Dataset items:
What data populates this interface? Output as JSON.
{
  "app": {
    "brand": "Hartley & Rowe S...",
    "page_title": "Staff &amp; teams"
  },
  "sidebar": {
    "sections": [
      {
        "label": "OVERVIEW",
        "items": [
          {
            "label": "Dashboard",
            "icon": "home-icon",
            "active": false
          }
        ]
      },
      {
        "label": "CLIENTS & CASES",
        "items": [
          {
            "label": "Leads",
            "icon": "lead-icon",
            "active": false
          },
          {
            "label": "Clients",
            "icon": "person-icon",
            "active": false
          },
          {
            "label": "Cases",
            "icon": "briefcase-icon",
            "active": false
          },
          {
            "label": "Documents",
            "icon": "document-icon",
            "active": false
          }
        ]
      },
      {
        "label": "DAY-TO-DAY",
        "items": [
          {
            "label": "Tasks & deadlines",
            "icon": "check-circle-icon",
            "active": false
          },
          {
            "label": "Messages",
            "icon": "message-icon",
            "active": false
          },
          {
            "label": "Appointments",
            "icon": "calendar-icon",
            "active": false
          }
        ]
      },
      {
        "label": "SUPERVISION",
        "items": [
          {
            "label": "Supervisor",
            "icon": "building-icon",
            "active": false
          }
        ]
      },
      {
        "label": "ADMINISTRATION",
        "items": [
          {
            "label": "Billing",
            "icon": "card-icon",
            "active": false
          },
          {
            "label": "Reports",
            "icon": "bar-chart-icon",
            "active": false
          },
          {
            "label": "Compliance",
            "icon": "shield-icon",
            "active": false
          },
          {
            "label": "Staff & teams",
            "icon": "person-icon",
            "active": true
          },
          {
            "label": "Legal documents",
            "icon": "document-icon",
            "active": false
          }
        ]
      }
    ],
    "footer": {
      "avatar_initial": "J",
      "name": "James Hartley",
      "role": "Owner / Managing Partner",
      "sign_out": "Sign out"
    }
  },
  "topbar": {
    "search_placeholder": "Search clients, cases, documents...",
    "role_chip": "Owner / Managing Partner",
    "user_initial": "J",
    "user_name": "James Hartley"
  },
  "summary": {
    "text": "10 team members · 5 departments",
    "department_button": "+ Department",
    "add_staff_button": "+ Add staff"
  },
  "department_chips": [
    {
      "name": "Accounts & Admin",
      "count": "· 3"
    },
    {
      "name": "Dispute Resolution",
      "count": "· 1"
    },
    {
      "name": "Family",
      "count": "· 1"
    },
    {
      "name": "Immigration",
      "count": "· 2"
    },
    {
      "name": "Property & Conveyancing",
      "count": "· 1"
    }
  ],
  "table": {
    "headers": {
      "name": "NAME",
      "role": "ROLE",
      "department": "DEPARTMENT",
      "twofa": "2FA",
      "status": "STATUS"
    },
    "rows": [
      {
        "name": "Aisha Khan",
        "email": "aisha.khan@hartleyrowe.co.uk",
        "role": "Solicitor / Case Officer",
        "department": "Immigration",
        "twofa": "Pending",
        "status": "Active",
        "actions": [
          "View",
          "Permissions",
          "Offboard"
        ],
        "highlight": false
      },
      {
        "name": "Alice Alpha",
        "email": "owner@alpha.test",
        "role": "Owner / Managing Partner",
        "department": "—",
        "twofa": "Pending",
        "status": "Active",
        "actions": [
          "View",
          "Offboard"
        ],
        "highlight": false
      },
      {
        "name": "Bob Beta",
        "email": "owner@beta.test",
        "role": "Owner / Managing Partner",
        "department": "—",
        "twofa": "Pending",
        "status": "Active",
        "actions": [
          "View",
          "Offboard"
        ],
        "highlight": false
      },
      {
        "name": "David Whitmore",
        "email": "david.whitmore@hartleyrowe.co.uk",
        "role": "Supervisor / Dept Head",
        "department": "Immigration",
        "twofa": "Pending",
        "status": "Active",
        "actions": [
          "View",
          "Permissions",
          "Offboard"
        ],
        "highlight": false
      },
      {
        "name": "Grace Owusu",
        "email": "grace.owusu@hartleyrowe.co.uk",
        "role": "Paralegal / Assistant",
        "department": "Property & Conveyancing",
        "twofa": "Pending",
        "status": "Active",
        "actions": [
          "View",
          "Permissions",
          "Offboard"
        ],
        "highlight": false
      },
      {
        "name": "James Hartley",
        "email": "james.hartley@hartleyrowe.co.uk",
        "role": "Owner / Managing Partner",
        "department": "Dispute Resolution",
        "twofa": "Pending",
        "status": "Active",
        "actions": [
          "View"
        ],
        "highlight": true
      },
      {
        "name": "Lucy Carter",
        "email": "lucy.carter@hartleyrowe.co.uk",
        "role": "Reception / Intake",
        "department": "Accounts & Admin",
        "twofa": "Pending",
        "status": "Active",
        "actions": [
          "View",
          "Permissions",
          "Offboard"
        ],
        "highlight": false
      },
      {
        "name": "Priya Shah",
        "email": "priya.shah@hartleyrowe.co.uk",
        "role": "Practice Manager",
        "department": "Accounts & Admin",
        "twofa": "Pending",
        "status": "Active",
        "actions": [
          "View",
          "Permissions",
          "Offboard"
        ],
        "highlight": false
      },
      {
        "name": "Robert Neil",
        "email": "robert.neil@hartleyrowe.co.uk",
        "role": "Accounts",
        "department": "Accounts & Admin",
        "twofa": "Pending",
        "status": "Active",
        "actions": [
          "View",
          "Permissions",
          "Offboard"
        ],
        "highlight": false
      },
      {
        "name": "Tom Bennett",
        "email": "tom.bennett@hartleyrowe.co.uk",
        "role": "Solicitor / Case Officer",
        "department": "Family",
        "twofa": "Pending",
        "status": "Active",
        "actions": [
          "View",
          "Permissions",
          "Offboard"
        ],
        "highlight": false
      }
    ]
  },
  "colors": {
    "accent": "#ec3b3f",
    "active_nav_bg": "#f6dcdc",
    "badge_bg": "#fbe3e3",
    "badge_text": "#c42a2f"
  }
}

DO THIS: Print out the whole listing exactly as it appears.

EXERCISE RESPONSE:
What data populates this interface? Output as JSON.
{
  "app": {
    "brand": "Hartley & Rowe S...",
    "page_title": "Staff &amp; teams"
  },
  "sidebar": {
    "sections": [
      {
        "label": "OVERVIEW",
        "items": [
          {
            "label": "Dashboard",
            "icon": "home-icon",
            "active": false
          }
        ]
      },
      {
        "label": "CLIENTS & CASES",
        "items": [
          {
            "label": "Leads",
            "icon": "lead-icon",
            "active": false
          },
          {
            "label": "Clients",
            "icon": "person-icon",
            "active": false
          },
          {
            "label": "Cases",
            "icon": "briefcase-icon",
            "active": false
          },
          {
            "label": "Documents",
            "icon": "document-icon",
            "active": false
          }
        ]
      },
      {
        "label": "DAY-TO-DAY",
        "items": [
          {
            "label": "Tasks & deadlines",
            "icon": "check-circle-icon",
            "active": false
          },
          {
            "label": "Messages",
            "icon": "message-icon",
            "active": false
          },
          {
            "label": "Appointments",
            "icon": "calendar-icon",
            "active": false
          }
        ]
      },
      {
        "label": "SUPERVISION",
        "items": [
          {
            "label": "Supervisor",
            "icon": "building-icon",
            "active": false
          }
        ]
      },
      {
        "label": "ADMINISTRATION",
        "items": [
          {
            "label": "Billing",
            "icon": "card-icon",
            "active": false
          },
          {
            "label": "Reports",
            "icon": "bar-chart-icon",
            "active": false
          },
          {
            "label": "Compliance",
            "icon": "shield-icon",
            "active": false
          },
          {
            "label": "Staff & teams",
            "icon": "person-icon",
            "active": true
          },
          {
            "label": "Legal documents",
            "icon": "document-icon",
            "active": false
          }
        ]
      }
    ],
    "footer": {
      "avatar_initial": "J",
      "name": "James Hartley",
      "role": "Owner / Managing Partner",
      "sign_out": "Sign out"
    }
  },
  "topbar": {
    "search_placeholder": "Search clients, cases, documents...",
    "role_chip": "Owner / Managing Partner",
    "user_initial": "J",
    "user_name": "James Hartley"
  },
  "summary": {
    "text": "10 team members · 5 departments",
    "department_button": "+ Department",
    "add_staff_button": "+ Add staff"
  },
  "department_chips": [
    {
      "name": "Accounts & Admin",
      "count": "· 3"
    },
    {
      "name": "Dispute Resolution",
      "count": "· 1"
    },
    {
      "name": "Family",
      "count": "· 1"
    },
    {
      "name": "Immigration",
      "count": "· 2"
    },
    {
      "name": "Property & Conveyancing",
      "count": "· 1"
    }
  ],
  "table": {
    "headers": {
      "name": "NAME",
      "role": "ROLE",
      "department": "DEPARTMENT",
      "twofa": "2FA",
      "status": "STATUS"
    },
    "rows": [
      {
        "name": "Aisha Khan",
        "email": "aisha.khan@hartleyrowe.co.uk",
        "role": "Solicitor / Case Officer",
        "department": "Immigration",
        "twofa": "Pending",
        "status": "Active",
        "actions": [
          "View",
          "Permissions",
          "Offboard"
        ],
        "highlight": false
      },
      {
        "name": "Alice Alpha",
        "email": "owner@alpha.test",
        "role": "Owner / Managing Partner",
        "department": "—",
        "twofa": "Pending",
        "status": "Active",
        "actions": [
          "View",
          "Offboard"
        ],
        "highlight": false
      },
      {
        "name": "Bob Beta",
        "email": "owner@beta.test",
        "role": "Owner / Managing Partner",
        "department": "—",
        "twofa": "Pending",
        "status": "Active",
        "actions": [
          "View",
          "Offboard"
        ],
        "highlight": false
      },
      {
        "name": "David Whitmore",
        "email": "david.whitmore@hartleyrowe.co.uk",
        "role": "Supervisor / Dept Head",
        "department": "Immigration",
        "twofa": "Pending",
        "status": "Active",
        "actions": [
          "View",
          "Permissions",
          "Offboard"
        ],
        "highlight": false
      },
      {
        "name": "Grace Owusu",
        "email": "grace.owusu@hartleyrowe.co.uk",
        "role": "Paralegal / Assistant",
        "department": "Property & Conveyancing",
        "twofa": "Pending",
        "status": "Active",
        "actions": [
          "View",
          "Permissions",
          "Offboard"
        ],
        "highlight": false
      },
      {
        "name": "James Hartley",
        "email": "james.hartley@hartleyrowe.co.uk",
        "role": "Owner / Managing Partner",
        "department": "Dispute Resolution",
        "twofa": "Pending",
        "status": "Active",
        "actions": [
          "View"
        ],
        "highlight": true
      },
      {
        "name": "Lucy Carter",
        "email": "lucy.carter@hartleyrowe.co.uk",
        "role": "Reception / Intake",
        "department": "Accounts & Admin",
        "twofa": "Pending",
        "status": "Active",
        "actions": [
          "View",
          "Permissions",
          "Offboard"
        ],
        "highlight": false
      },
      {
        "name": "Priya Shah",
        "email": "priya.shah@hartleyrowe.co.uk",
        "role": "Practice Manager",
        "department": "Accounts & Admin",
        "twofa": "Pending",
        "status": "Active",
        "actions": [
          "View",
          "Permissions",
          "Offboard"
        ],
        "highlight": false
      },
      {
        "name": "Robert Neil",
        "email": "robert.neil@hartleyrowe.co.uk",
        "role": "Accounts",
        "department": "Accounts & Admin",
        "twofa": "Pending",
        "status": "Active",
        "actions": [
          "View",
          "Permissions",
          "Offboard"
        ],
        "highlight": false
      },
      {
        "name": "Tom Bennett",
        "email": "tom.bennett@hartleyrowe.co.uk",
        "role": "Solicitor / Case Officer",
        "department": "Family",
        "twofa": "Pending",
        "status": "Active",
        "actions": [
          "View",
          "Permissions",
          "Offboard"
        ],
        "highlight": false
      }
    ]
  },
  "colors": {
    "accent": "#ec3b3f",
    "active_nav_bg": "#f6dcdc",
    "badge_bg": "#fbe3e3",
    "badge_text": "#c42a2f"
  }
}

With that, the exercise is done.